### Task input
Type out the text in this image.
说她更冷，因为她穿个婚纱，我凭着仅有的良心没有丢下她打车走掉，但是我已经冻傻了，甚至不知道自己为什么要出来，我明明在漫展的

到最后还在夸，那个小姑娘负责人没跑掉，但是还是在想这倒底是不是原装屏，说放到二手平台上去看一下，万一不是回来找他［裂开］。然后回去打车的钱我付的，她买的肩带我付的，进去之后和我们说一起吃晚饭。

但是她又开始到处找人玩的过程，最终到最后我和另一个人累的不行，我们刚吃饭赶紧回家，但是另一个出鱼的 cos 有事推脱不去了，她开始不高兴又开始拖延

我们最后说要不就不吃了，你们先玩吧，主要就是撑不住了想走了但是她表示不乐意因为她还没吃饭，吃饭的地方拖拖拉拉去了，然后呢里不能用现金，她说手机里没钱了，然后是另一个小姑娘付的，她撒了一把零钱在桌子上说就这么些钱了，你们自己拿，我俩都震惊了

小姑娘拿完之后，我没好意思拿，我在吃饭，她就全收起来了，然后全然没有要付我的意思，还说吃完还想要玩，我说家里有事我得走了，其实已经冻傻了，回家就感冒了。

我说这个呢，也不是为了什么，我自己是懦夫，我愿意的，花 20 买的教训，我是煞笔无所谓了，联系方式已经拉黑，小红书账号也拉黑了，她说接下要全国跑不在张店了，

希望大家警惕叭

### What you will do
Could you reproduce every record above exactly as it appears?

### Solution to the problem
Type out the text in this image.
说她更冷，因为她穿个婚纱，我凭着仅有的良心没有丢下她打车走掉，但是我已经冻傻了，甚至不知道自己为什么要出来，我明明在漫展的

到最后还在夸，那个小姑娘负责人没跑掉，但是还是在想这倒底是不是原装屏，说放到二手平台上去看一下，万一不是回来找他［裂开］。然后回去打车的钱我付的，她买的肩带我付的，进去之后和我们说一起吃晚饭。

但是她又开始到处找人玩的过程，最终到最后我和另一个人累的不行，我们刚吃饭赶紧回家，但是另一个出鱼的 cos 有事推脱不去了，她开始不高兴又开始拖延

我们最后说要不就不吃了，你们先玩吧，主要就是撑不住了想走了但是她表示不乐意因为她还没吃饭，吃饭的地方拖拖拉拉去了，然后呢里不能用现金，她说手机里没钱了，然后是另一个小姑娘付的，她撒了一把零钱在桌子上说就这么些钱了，你们自己拿，我俩都震惊了

小姑娘拿完之后，我没好意思拿，我在吃饭，她就全收起来了，然后全然没有要付我的意思，还说吃完还想要玩，我说家里有事我得走了，其实已经冻傻了，回家就感冒了。

我说这个呢，也不是为了什么，我自己是懦夫，我愿意的，花 20 买的教训，我是煞笔无所谓了，联系方式已经拉黑，小红书账号也拉黑了，她说接下要全国跑不在张店了，

希望大家警惕叭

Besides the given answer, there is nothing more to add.